_Goal_
Gather all lines containing the string "name" and copy them out.

_Extracts from a graphics dataset_
====

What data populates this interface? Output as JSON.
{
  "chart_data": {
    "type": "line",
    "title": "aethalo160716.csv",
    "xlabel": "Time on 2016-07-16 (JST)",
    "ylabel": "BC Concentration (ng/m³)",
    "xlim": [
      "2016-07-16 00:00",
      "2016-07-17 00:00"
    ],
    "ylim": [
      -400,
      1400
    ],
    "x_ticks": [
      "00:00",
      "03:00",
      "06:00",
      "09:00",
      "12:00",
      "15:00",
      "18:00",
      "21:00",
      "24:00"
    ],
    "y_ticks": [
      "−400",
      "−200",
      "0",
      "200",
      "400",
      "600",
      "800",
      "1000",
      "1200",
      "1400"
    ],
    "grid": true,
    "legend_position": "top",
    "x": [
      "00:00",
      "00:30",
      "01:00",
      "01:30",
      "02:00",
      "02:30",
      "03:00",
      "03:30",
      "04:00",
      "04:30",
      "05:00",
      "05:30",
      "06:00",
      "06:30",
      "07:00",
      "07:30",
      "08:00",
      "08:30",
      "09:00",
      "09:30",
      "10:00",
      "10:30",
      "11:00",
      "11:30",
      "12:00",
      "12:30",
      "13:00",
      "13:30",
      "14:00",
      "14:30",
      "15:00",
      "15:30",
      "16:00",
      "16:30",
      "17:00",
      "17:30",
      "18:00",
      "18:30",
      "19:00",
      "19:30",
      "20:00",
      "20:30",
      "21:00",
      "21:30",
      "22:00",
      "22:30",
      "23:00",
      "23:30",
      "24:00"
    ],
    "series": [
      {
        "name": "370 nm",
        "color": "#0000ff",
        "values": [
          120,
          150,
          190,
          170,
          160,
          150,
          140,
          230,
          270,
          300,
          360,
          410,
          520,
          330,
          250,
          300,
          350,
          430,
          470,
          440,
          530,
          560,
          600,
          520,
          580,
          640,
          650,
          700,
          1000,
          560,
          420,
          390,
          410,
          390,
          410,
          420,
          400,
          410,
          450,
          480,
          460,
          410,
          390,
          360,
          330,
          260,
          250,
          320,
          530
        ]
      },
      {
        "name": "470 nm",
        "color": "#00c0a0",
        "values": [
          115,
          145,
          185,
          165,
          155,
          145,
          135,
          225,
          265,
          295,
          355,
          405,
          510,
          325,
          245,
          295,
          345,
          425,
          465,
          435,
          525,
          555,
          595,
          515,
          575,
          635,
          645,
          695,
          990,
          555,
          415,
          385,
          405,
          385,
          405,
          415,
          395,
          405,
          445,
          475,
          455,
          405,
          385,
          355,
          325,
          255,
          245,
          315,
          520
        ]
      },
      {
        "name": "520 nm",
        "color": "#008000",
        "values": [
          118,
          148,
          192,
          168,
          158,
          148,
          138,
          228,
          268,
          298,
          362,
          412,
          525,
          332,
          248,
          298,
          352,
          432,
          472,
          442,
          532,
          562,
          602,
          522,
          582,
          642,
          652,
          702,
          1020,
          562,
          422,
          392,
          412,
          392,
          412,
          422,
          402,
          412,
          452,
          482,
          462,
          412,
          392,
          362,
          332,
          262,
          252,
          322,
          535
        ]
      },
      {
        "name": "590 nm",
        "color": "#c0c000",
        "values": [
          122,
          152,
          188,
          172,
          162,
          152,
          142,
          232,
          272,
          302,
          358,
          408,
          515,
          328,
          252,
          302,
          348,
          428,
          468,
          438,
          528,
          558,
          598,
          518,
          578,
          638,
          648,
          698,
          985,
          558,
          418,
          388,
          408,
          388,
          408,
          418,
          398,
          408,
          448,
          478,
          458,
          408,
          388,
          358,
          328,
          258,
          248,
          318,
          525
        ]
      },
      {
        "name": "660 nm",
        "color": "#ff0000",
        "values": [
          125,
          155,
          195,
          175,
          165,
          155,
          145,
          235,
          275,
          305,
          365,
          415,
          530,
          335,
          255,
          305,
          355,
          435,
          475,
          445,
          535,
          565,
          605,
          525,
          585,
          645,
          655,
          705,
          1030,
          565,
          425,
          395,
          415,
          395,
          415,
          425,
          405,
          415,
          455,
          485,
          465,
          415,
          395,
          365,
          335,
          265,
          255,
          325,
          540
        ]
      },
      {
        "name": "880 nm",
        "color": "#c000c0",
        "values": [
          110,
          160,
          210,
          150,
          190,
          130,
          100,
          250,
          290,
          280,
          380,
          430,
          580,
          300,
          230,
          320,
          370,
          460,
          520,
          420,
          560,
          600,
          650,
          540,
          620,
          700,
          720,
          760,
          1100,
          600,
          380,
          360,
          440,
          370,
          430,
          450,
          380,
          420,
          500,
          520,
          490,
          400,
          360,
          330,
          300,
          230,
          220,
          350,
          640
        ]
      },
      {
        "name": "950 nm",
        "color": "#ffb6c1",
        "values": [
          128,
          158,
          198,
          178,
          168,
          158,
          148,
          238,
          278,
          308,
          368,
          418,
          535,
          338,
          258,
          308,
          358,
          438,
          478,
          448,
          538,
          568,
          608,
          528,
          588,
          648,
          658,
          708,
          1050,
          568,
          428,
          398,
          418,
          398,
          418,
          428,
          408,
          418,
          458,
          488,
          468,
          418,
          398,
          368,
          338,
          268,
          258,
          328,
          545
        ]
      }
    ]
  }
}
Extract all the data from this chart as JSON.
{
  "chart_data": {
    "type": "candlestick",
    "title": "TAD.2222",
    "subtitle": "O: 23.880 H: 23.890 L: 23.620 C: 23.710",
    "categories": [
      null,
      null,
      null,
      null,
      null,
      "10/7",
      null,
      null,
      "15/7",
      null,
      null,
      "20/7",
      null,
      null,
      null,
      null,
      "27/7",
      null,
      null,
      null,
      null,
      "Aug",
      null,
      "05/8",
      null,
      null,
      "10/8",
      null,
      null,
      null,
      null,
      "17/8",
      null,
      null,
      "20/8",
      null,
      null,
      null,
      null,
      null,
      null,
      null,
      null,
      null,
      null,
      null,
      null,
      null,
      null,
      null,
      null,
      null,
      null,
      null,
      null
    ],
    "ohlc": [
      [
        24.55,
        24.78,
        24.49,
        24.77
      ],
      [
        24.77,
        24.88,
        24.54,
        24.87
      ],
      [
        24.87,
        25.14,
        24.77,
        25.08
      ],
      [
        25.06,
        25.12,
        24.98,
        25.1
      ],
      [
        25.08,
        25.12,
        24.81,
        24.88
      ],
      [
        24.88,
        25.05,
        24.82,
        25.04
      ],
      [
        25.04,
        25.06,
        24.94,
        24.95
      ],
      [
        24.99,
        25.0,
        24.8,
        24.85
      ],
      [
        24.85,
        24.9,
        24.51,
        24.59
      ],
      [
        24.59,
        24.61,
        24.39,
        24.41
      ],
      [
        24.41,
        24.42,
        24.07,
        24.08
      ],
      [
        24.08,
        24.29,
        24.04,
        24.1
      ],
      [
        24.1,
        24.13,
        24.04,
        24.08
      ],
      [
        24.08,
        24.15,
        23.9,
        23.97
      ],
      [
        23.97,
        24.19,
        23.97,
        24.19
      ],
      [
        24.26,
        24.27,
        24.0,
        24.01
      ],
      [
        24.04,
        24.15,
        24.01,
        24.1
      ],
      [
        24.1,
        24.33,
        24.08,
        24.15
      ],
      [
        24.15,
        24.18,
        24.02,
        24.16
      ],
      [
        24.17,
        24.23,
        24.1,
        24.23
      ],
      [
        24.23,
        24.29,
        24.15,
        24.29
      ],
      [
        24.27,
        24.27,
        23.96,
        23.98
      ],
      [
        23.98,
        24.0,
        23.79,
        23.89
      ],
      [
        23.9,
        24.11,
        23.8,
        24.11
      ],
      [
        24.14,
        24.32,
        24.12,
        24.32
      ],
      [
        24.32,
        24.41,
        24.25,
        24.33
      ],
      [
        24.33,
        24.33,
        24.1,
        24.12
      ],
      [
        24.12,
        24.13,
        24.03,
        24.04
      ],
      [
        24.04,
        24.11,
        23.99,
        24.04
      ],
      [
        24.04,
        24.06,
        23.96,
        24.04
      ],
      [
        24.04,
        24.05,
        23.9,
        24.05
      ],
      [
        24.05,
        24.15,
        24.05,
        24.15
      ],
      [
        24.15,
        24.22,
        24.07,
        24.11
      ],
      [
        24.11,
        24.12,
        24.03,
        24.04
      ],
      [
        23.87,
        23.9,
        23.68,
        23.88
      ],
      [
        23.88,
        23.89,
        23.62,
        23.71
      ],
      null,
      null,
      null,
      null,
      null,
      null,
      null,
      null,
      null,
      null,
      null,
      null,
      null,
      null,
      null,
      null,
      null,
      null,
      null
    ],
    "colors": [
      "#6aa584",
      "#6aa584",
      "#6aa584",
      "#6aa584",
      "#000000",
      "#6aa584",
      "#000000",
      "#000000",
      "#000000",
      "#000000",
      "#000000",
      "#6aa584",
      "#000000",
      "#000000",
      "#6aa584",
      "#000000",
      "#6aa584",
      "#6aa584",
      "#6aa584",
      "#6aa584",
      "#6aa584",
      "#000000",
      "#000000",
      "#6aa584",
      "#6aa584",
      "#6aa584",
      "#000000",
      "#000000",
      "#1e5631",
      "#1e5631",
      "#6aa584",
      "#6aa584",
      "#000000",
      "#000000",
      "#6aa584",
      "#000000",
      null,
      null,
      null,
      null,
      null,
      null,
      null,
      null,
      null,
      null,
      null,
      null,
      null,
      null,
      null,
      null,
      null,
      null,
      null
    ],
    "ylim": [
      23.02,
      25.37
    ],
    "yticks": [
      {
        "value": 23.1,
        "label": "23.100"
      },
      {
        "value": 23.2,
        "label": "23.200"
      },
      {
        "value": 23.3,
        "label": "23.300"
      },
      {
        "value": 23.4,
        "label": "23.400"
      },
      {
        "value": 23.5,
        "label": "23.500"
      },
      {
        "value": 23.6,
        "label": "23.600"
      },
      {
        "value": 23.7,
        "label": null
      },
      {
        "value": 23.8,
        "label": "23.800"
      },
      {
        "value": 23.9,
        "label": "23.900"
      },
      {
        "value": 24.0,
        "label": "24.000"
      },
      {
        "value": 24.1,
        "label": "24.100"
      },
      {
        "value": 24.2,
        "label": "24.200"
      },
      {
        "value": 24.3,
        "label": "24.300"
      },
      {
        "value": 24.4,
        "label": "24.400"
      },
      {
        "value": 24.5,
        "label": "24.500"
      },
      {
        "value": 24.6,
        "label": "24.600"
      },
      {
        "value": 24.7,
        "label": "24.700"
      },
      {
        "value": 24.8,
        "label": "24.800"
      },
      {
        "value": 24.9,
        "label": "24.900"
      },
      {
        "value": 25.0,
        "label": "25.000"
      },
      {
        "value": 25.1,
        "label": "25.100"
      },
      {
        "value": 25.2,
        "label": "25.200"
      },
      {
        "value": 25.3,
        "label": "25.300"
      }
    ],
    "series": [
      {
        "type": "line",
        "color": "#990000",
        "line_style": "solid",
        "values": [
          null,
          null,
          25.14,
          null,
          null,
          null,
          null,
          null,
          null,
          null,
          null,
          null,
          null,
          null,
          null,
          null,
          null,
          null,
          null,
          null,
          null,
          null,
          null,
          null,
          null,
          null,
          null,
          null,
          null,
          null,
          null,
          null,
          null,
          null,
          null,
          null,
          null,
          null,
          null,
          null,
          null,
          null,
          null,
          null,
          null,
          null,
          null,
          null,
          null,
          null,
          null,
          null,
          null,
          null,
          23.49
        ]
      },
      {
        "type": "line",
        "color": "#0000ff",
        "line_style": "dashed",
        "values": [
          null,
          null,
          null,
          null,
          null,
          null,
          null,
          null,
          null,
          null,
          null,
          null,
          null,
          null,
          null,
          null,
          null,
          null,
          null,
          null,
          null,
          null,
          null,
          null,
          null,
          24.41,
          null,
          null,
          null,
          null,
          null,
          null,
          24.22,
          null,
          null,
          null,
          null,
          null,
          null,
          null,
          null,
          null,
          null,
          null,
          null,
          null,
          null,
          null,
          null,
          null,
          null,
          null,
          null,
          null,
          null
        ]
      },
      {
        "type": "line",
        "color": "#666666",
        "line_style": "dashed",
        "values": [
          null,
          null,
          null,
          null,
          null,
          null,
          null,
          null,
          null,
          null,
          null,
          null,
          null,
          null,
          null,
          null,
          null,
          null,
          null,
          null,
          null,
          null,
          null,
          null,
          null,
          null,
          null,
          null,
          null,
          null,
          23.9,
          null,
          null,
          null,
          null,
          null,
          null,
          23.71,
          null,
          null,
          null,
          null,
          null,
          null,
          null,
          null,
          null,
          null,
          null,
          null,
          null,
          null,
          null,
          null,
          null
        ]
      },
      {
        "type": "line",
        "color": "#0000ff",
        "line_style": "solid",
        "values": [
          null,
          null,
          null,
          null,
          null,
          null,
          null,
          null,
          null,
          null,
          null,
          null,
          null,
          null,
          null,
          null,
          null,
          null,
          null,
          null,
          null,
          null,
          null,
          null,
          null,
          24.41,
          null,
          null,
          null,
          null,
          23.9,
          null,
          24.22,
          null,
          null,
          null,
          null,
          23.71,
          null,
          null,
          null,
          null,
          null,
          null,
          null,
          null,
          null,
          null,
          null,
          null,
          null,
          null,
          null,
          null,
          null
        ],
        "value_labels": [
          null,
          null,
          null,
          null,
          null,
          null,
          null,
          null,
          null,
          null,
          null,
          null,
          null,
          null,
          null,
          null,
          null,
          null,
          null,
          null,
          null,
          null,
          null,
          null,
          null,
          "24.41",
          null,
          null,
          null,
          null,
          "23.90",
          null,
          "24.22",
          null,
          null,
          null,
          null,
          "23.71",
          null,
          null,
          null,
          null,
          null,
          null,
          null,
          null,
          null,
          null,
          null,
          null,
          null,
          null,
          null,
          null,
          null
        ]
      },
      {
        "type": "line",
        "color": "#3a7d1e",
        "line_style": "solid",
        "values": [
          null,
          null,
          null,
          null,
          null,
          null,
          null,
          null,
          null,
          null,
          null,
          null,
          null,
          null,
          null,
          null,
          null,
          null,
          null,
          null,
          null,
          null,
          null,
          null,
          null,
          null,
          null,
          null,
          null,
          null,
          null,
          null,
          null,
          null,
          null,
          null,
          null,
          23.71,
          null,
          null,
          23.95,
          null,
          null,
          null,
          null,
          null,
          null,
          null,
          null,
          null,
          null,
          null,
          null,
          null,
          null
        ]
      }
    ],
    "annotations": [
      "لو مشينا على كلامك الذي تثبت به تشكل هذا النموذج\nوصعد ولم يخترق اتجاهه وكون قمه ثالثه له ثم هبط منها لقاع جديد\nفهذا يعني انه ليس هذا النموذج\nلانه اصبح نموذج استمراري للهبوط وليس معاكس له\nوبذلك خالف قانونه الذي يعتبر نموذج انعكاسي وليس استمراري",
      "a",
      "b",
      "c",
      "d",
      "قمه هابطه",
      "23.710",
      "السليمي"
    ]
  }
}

====

_Result for this task_
        "name": "370 nm",
        "name": "470 nm",
        "name": "520 nm",
        "name": "590 nm",
        "name": "660 nm",
        "name": "880 nm",
        "name": "950 nm",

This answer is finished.